Dataset excerpt
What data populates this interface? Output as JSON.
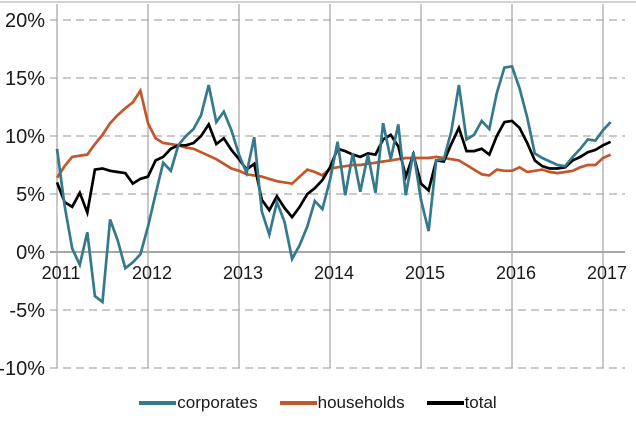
{
  "chart_data": {
    "type": "line",
    "title": "",
    "xlabel": "",
    "ylabel": "",
    "x_unit": "month",
    "x_range": [
      "2011-01",
      "2017-02"
    ],
    "x_tick_labels": [
      "2011",
      "2012",
      "2013",
      "2014",
      "2015",
      "2016",
      "2017"
    ],
    "y_tick_labels": [
      "20%",
      "15%",
      "10%",
      "5%",
      "0%",
      "-5%",
      "-10%"
    ],
    "y_tick_values": [
      20,
      15,
      10,
      5,
      0,
      -5,
      -10
    ],
    "ylim": [
      -10,
      20
    ],
    "grid": true,
    "legend_position": "bottom",
    "series": [
      {
        "name": "corporates",
        "color": "#35798C",
        "values": [
          8.9,
          4.0,
          0.3,
          -1.1,
          1.7,
          -3.8,
          -4.3,
          2.8,
          1.0,
          -1.4,
          -0.9,
          -0.2,
          2.2,
          5.0,
          7.7,
          7.0,
          9.2,
          10.0,
          10.6,
          11.8,
          14.4,
          11.2,
          12.1,
          10.5,
          8.4,
          6.8,
          9.9,
          3.5,
          1.5,
          4.3,
          2.6,
          -0.6,
          0.6,
          2.2,
          4.4,
          3.7,
          6.2,
          9.5,
          4.9,
          8.5,
          5.2,
          8.4,
          5.1,
          11.1,
          8.0,
          11.0,
          4.9,
          8.6,
          4.5,
          1.8,
          7.9,
          8.0,
          10.4,
          14.4,
          9.7,
          10.1,
          11.3,
          10.6,
          13.7,
          15.9,
          16.0,
          14.1,
          11.6,
          8.5,
          8.1,
          7.8,
          7.5,
          7.4,
          8.2,
          8.9,
          9.7,
          9.6,
          10.5,
          11.2
        ]
      },
      {
        "name": "households",
        "color": "#C4562A",
        "values": [
          6.4,
          7.4,
          8.2,
          8.3,
          8.4,
          9.3,
          10.1,
          11.1,
          11.8,
          12.4,
          12.9,
          13.9,
          11.1,
          9.8,
          9.4,
          9.3,
          9.2,
          9.0,
          8.9,
          8.6,
          8.3,
          8.0,
          7.6,
          7.2,
          7.0,
          6.7,
          6.6,
          6.5,
          6.3,
          6.1,
          6.0,
          5.9,
          6.5,
          7.1,
          6.9,
          6.6,
          7.2,
          7.3,
          7.4,
          7.5,
          7.5,
          7.6,
          7.7,
          7.8,
          7.9,
          8.0,
          8.1,
          8.1,
          8.1,
          8.1,
          8.2,
          8.1,
          8.0,
          7.9,
          7.5,
          7.1,
          6.7,
          6.6,
          7.1,
          7.0,
          7.0,
          7.3,
          6.9,
          7.0,
          7.1,
          6.9,
          6.8,
          6.9,
          7.0,
          7.3,
          7.5,
          7.5,
          8.1,
          8.4
        ]
      },
      {
        "name": "total",
        "color": "#000000",
        "values": [
          6.0,
          4.3,
          3.9,
          5.1,
          3.4,
          7.1,
          7.2,
          7.0,
          6.9,
          6.8,
          5.9,
          6.3,
          6.5,
          7.9,
          8.2,
          8.9,
          9.2,
          9.2,
          9.4,
          10.0,
          11.0,
          9.3,
          9.8,
          8.8,
          8.0,
          7.1,
          7.6,
          4.5,
          3.6,
          4.8,
          3.8,
          3.0,
          3.9,
          5.0,
          5.5,
          6.2,
          7.3,
          8.9,
          8.7,
          8.4,
          8.2,
          8.5,
          8.4,
          9.7,
          10.1,
          9.1,
          6.5,
          8.4,
          5.9,
          5.3,
          7.9,
          7.8,
          9.3,
          10.7,
          8.7,
          8.7,
          8.9,
          8.4,
          10.0,
          11.2,
          11.3,
          10.7,
          9.4,
          7.9,
          7.4,
          7.2,
          7.2,
          7.3,
          7.9,
          8.2,
          8.6,
          8.8,
          9.2,
          9.5
        ]
      }
    ]
  },
  "style_colors": {
    "grid": "#ABABAB",
    "zero_axis": "#8A8A8A",
    "top_border": "#C6C6C6",
    "label": "#1A1A1A",
    "background": "#FFFFFF"
  }
}
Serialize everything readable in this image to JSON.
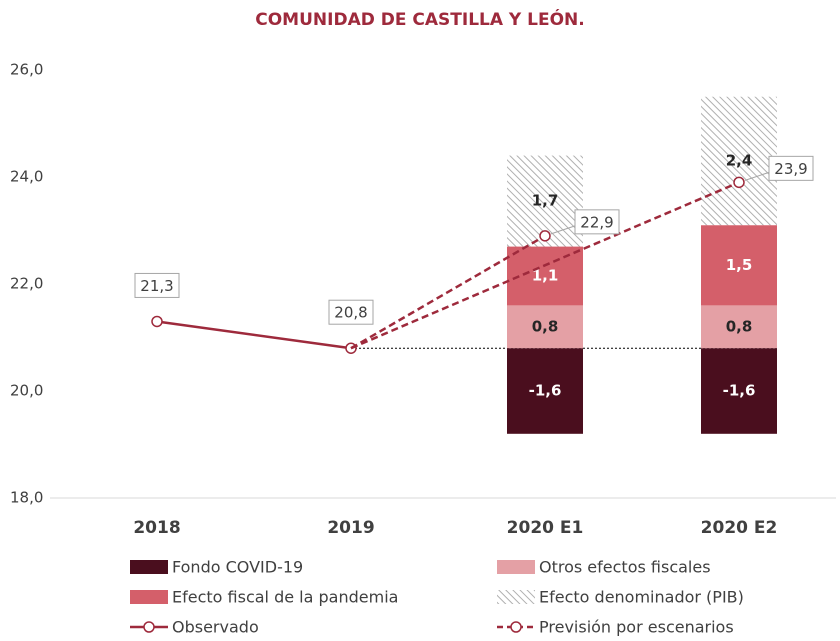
{
  "chart_data": {
    "type": "bar",
    "title": "COMUNIDAD DE CASTILLA Y LEÓN.",
    "categories": [
      "2018",
      "2019",
      "2020 E1",
      "2020 E2"
    ],
    "ylim": [
      18,
      26
    ],
    "yticks": [
      {
        "value": 18,
        "label": "18,0"
      },
      {
        "value": 20,
        "label": "20,0"
      },
      {
        "value": 22,
        "label": "22,0"
      },
      {
        "value": 24,
        "label": "24,0"
      },
      {
        "value": 26,
        "label": "26,0"
      }
    ],
    "series": [
      {
        "name": "Fondo COVID-19",
        "type": "bar",
        "color": "#4a0e1e",
        "values": [
          null,
          null,
          -1.6,
          -1.6
        ],
        "value_labels": [
          null,
          null,
          "-1,6",
          "-1,6"
        ]
      },
      {
        "name": "Otros efectos fiscales",
        "type": "bar",
        "color": "#e4a0a5",
        "values": [
          null,
          null,
          0.8,
          0.8
        ],
        "value_labels": [
          null,
          null,
          "0,8",
          "0,8"
        ]
      },
      {
        "name": "Efecto fiscal de la pandemia",
        "type": "bar",
        "color": "#d45f6a",
        "values": [
          null,
          null,
          1.1,
          1.5
        ],
        "value_labels": [
          null,
          null,
          "1,1",
          "1,5"
        ]
      },
      {
        "name": "Efecto denominador (PIB)",
        "type": "bar",
        "color": "#bfbfbf",
        "pattern": "hatch",
        "values": [
          null,
          null,
          1.7,
          2.4
        ],
        "value_labels": [
          null,
          null,
          "1,7",
          "2,4"
        ]
      },
      {
        "name": "Observado",
        "type": "line",
        "color": "#9e2a3c",
        "values": [
          21.3,
          20.8,
          null,
          null
        ],
        "value_labels": [
          "21,3",
          "20,8",
          null,
          null
        ]
      },
      {
        "name": "Previsión por escenarios",
        "type": "line",
        "dashed": true,
        "color": "#9e2a3c",
        "values": [
          null,
          null,
          22.9,
          23.9
        ],
        "value_labels": [
          null,
          null,
          "22,9",
          "23,9"
        ]
      }
    ]
  }
}
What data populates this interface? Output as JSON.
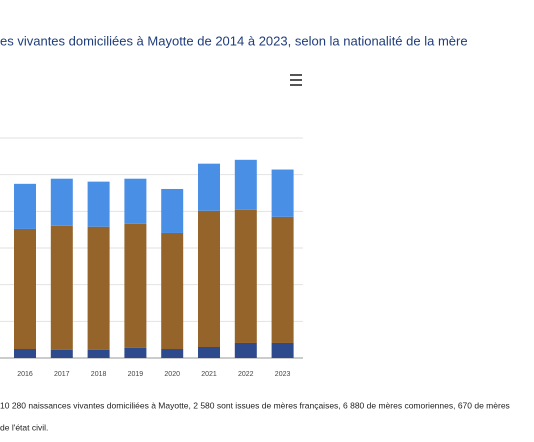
{
  "title": "es vivantes domiciliées à Mayotte de 2014 à 2023, selon la nationalité de la mère",
  "chart_data": {
    "type": "stacked_bar",
    "categories": [
      "2016",
      "2017",
      "2018",
      "2019",
      "2020",
      "2021",
      "2022",
      "2023"
    ],
    "series": [
      {
        "color": "#2c4a8c",
        "values": [
          490,
          440,
          440,
          550,
          490,
          600,
          820,
          820
        ]
      },
      {
        "color": "#94642a",
        "values": [
          6550,
          6770,
          6720,
          6770,
          6330,
          7430,
          7260,
          6880
        ]
      },
      {
        "color": "#4a8fe6",
        "values": [
          2460,
          2570,
          2460,
          2460,
          2400,
          2570,
          2730,
          2580
        ]
      }
    ],
    "ylim": [
      0,
      12000
    ],
    "yticks": [
      0,
      2000,
      4000,
      6000,
      8000,
      10000,
      12000
    ],
    "grid": true
  },
  "notes": [
    "10 280 naissances vivantes domiciliées à Mayotte, 2 580 sont issues de mères françaises, 6 880 de mères comoriennes, 670 de mères",
    "de l'état civil."
  ]
}
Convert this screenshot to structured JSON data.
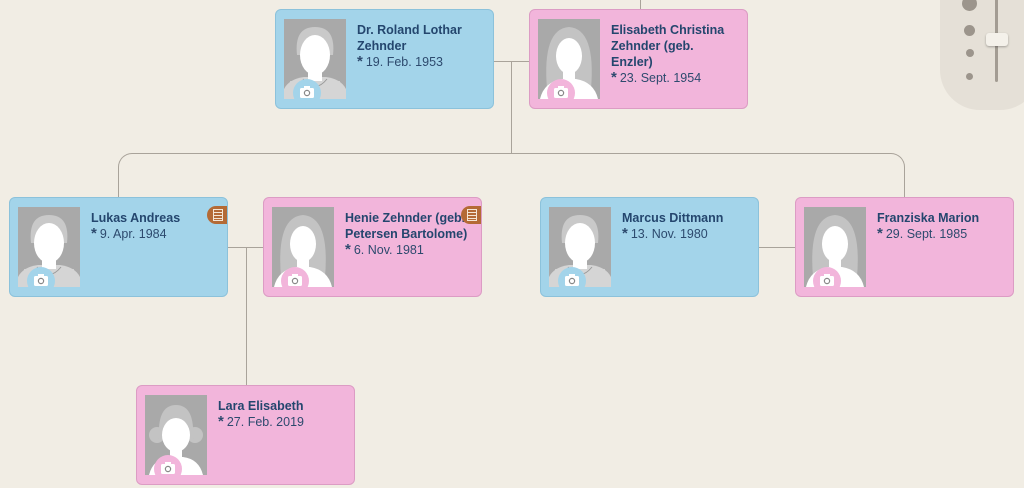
{
  "people": [
    {
      "id": "roland",
      "name": "Dr. Roland Lothar Zehnder",
      "birth": "19. Feb. 1953",
      "gender": "m",
      "note": false
    },
    {
      "id": "elisabeth",
      "name": "Elisabeth Christina Zehnder (geb. Enzler)",
      "birth": "23. Sept. 1954",
      "gender": "f",
      "note": false
    },
    {
      "id": "lukas",
      "name": "Lukas Andreas",
      "birth": "9. Apr. 1984",
      "gender": "m",
      "note": true
    },
    {
      "id": "henie",
      "name": "Henie Zehnder (geb. Petersen Bartolome)",
      "birth": "6. Nov. 1981",
      "gender": "f",
      "note": true
    },
    {
      "id": "marcus",
      "name": "Marcus Dittmann",
      "birth": "13. Nov. 1980",
      "gender": "m",
      "note": false
    },
    {
      "id": "franziska",
      "name": "Franziska Marion",
      "birth": "29. Sept. 1985",
      "gender": "f",
      "note": false
    },
    {
      "id": "lara",
      "name": "Lara Elisabeth",
      "birth": "27. Feb. 2019",
      "gender": "f",
      "child": true,
      "note": false
    }
  ],
  "birth_symbol": "*",
  "colors": {
    "male": "#a3d4ea",
    "female": "#f2b5db",
    "text": "#24466e",
    "background": "#f1ede4",
    "note": "#b46a35"
  },
  "zoom_slider": {
    "level": 0.75
  }
}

> _DIRECTIVE_: Compute the number of lines above that contain the string "domiciliées". Reply with that value only.

> _TASK SOLUTION_: 2